*PROBLEM DESCRIPTION:*
Search the listing below for the string "name" and show each line that contains it.

*SUPPLIED MATERIAL:*
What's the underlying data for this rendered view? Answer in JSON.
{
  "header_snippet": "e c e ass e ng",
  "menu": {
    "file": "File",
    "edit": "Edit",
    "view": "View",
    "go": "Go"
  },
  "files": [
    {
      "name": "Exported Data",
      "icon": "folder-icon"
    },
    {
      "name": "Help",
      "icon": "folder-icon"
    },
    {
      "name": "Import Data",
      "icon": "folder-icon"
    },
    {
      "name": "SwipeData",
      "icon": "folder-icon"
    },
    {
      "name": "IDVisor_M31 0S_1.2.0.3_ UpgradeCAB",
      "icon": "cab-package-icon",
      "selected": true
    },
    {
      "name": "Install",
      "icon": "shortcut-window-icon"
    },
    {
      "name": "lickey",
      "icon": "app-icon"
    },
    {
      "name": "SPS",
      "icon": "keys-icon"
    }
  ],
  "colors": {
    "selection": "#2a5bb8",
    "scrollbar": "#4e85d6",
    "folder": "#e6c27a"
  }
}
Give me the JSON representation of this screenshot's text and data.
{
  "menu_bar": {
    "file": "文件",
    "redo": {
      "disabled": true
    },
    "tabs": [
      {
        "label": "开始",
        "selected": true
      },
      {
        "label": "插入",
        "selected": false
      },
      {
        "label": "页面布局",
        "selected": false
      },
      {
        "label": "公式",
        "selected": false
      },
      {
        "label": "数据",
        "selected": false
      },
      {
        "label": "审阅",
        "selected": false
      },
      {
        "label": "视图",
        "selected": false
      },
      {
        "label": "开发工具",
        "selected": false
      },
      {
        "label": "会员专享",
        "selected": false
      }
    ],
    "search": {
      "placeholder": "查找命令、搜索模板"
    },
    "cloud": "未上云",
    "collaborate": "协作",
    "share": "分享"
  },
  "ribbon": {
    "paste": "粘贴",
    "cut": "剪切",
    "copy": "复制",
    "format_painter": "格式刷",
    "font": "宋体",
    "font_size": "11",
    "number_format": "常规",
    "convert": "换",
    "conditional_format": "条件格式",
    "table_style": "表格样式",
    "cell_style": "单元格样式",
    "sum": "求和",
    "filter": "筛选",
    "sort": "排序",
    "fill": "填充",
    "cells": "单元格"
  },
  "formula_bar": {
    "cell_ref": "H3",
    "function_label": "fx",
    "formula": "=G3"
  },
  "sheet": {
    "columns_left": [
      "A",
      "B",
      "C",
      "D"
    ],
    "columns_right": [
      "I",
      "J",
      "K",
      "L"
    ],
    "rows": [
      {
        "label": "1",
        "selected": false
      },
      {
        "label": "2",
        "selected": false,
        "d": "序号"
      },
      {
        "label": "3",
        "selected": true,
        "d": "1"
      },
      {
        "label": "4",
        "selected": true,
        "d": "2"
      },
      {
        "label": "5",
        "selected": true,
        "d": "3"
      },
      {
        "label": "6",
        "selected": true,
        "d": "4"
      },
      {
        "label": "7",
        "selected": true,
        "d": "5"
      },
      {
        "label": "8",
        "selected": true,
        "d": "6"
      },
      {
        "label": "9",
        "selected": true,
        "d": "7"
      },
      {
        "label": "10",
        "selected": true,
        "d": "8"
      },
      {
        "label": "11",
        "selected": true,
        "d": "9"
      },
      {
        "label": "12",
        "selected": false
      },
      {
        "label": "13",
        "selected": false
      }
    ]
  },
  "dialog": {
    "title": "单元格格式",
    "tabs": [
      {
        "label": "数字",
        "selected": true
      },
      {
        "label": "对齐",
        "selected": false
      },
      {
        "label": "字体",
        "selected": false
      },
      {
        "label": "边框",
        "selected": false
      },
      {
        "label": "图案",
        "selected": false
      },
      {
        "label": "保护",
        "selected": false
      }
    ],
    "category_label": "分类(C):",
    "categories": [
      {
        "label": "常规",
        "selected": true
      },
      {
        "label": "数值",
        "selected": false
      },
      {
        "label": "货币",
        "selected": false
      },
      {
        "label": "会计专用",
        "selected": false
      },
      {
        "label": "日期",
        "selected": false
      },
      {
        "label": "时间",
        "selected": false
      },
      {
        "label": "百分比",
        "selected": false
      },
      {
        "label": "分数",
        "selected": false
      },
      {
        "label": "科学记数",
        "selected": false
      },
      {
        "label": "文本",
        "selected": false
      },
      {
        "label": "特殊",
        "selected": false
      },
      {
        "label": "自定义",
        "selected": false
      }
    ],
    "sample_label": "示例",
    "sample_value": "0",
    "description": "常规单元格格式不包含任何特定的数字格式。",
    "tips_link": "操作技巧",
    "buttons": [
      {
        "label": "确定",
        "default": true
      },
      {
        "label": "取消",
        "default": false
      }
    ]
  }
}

*WRITTEN REPLY:*
      "name": "Exported Data",
      "name": "Help",
      "name": "Import Data",
      "name": "SwipeData",
      "name": "IDVisor_M31 0S_1.2.0.3_ UpgradeCAB",
      "name": "Install",
      "name": "lickey",
      "name": "SPS",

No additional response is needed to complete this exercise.